Edit the data below by changing every "terminal-icon" to "console-icon" and leaving everything else unchanged.

RECORDED INFORMATION:
◇ ◇ ◇ ◇

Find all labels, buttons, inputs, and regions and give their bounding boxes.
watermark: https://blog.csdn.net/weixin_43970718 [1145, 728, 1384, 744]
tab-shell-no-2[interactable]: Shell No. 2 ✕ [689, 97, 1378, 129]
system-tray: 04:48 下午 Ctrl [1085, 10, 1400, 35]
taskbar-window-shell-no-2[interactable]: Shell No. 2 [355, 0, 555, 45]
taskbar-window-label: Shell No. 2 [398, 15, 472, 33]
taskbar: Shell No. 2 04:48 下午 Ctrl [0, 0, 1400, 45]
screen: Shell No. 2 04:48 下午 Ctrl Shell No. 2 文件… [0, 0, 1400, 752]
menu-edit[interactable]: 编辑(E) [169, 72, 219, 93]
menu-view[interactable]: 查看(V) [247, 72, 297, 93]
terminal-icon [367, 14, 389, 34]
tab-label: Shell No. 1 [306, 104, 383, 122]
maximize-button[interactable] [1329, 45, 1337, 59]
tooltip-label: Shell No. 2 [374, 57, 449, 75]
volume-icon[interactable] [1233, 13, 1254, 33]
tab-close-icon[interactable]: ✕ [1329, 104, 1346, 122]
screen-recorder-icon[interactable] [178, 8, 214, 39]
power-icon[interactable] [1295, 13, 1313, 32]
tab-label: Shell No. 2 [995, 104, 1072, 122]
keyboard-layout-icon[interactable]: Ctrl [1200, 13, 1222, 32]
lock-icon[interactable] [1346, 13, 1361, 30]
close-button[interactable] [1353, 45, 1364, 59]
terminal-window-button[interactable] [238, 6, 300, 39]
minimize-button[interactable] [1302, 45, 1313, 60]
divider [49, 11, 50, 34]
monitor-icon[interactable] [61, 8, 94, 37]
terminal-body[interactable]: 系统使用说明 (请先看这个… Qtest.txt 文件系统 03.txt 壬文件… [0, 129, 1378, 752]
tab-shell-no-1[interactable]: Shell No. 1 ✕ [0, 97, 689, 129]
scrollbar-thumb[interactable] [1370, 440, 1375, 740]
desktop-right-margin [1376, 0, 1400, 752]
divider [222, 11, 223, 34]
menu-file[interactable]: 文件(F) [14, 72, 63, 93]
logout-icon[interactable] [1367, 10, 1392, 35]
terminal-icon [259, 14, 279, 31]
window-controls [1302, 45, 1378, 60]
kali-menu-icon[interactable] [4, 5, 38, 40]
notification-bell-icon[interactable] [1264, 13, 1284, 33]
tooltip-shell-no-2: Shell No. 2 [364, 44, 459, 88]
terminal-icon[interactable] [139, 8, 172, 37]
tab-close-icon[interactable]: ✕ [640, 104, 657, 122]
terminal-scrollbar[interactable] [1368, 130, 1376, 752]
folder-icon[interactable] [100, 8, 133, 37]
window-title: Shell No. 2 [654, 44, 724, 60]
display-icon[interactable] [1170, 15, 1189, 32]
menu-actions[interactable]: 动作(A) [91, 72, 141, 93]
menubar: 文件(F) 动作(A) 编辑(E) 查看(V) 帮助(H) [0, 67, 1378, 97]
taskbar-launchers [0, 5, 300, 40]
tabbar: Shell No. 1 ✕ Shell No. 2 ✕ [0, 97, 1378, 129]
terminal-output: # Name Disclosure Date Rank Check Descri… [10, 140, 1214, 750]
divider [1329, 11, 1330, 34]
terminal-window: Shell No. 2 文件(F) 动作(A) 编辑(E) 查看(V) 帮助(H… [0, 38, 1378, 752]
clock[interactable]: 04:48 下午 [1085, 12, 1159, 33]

◇ ◇ ◇ ◇

TASK ANSWER:
Find all labels, buttons, inputs, and regions and give their bounding boxes.
watermark: https://blog.csdn.net/weixin_43970718 [1145, 728, 1384, 744]
tab-shell-no-2[interactable]: Shell No. 2 ✕ [689, 97, 1378, 129]
system-tray: 04:48 下午 Ctrl [1085, 10, 1400, 35]
taskbar-window-shell-no-2[interactable]: Shell No. 2 [355, 0, 555, 45]
taskbar-window-label: Shell No. 2 [398, 15, 472, 33]
taskbar: Shell No. 2 04:48 下午 Ctrl [0, 0, 1400, 45]
screen: Shell No. 2 04:48 下午 Ctrl Shell No. 2 文件… [0, 0, 1400, 752]
menu-edit[interactable]: 编辑(E) [169, 72, 219, 93]
menu-view[interactable]: 查看(V) [247, 72, 297, 93]
console-icon [367, 14, 389, 34]
tab-label: Shell No. 1 [306, 104, 383, 122]
maximize-button[interactable] [1329, 45, 1337, 59]
tooltip-label: Shell No. 2 [374, 57, 449, 75]
volume-icon[interactable] [1233, 13, 1254, 33]
tab-close-icon[interactable]: ✕ [1329, 104, 1346, 122]
screen-recorder-icon[interactable] [178, 8, 214, 39]
power-icon[interactable] [1295, 13, 1313, 32]
tab-label: Shell No. 2 [995, 104, 1072, 122]
keyboard-layout-icon[interactable]: Ctrl [1200, 13, 1222, 32]
lock-icon[interactable] [1346, 13, 1361, 30]
close-button[interactable] [1353, 45, 1364, 59]
terminal-window-button[interactable] [238, 6, 300, 39]
minimize-button[interactable] [1302, 45, 1313, 60]
divider [49, 11, 50, 34]
monitor-icon[interactable] [61, 8, 94, 37]
terminal-body[interactable]: 系统使用说明 (请先看这个… Qtest.txt 文件系统 03.txt 壬文件… [0, 129, 1378, 752]
tab-shell-no-1[interactable]: Shell No. 1 ✕ [0, 97, 689, 129]
scrollbar-thumb[interactable] [1370, 440, 1375, 740]
desktop-right-margin [1376, 0, 1400, 752]
divider [222, 11, 223, 34]
menu-file[interactable]: 文件(F) [14, 72, 63, 93]
logout-icon[interactable] [1367, 10, 1392, 35]
console-icon [259, 14, 279, 31]
window-controls [1302, 45, 1378, 60]
kali-menu-icon[interactable] [4, 5, 38, 40]
notification-bell-icon[interactable] [1264, 13, 1284, 33]
tooltip-shell-no-2: Shell No. 2 [364, 44, 459, 88]
console-icon[interactable] [139, 8, 172, 37]
tab-close-icon[interactable]: ✕ [640, 104, 657, 122]
terminal-scrollbar[interactable] [1368, 130, 1376, 752]
folder-icon[interactable] [100, 8, 133, 37]
window-title: Shell No. 2 [654, 44, 724, 60]
display-icon[interactable] [1170, 15, 1189, 32]
menu-actions[interactable]: 动作(A) [91, 72, 141, 93]
menubar: 文件(F) 动作(A) 编辑(E) 查看(V) 帮助(H) [0, 67, 1378, 97]
taskbar-launchers [0, 5, 300, 40]
tabbar: Shell No. 1 ✕ Shell No. 2 ✕ [0, 97, 1378, 129]
terminal-output: # Name Disclosure Date Rank Check Descri… [10, 140, 1214, 750]
divider [1329, 11, 1330, 34]
terminal-window: Shell No. 2 文件(F) 动作(A) 编辑(E) 查看(V) 帮助(H… [0, 38, 1378, 752]
clock[interactable]: 04:48 下午 [1085, 12, 1159, 33]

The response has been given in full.